Required task: Across the material below, how many lines contain the word "verwenden"? Give only the number.
━━━━━━━━━━
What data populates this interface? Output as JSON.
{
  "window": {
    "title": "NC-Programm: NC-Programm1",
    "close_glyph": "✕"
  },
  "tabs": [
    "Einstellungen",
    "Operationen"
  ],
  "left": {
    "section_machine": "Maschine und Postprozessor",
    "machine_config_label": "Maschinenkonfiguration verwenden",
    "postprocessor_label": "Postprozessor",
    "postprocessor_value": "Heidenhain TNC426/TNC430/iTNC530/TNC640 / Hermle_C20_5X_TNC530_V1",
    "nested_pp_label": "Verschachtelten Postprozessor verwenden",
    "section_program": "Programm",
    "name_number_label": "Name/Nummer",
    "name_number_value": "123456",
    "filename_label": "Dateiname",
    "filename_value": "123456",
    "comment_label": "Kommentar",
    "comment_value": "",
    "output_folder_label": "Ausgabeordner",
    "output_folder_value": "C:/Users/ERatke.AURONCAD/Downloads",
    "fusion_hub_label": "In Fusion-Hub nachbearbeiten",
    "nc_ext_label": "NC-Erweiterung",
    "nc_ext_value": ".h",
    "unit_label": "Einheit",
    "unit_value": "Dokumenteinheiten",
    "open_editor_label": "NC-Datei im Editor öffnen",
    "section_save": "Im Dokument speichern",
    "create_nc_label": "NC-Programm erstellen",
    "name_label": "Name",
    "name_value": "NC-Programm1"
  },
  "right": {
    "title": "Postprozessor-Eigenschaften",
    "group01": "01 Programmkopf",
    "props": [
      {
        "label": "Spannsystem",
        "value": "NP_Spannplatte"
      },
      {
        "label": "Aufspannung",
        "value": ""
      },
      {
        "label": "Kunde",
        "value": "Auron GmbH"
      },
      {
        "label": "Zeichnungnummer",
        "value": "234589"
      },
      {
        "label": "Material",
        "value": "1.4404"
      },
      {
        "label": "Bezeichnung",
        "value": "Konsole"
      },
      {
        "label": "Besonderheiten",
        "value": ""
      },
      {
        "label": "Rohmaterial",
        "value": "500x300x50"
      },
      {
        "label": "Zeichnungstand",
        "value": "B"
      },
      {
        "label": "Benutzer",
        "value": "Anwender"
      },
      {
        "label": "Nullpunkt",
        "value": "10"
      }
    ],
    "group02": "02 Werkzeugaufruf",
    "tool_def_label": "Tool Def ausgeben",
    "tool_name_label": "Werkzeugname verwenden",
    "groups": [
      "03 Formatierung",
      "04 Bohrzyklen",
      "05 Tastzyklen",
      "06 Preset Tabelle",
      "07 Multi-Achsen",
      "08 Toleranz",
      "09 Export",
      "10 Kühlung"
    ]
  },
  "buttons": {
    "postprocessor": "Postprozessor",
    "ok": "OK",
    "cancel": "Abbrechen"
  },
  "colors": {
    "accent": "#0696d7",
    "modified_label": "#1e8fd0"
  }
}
━━━━━━━━━━
Solution for this problem: 3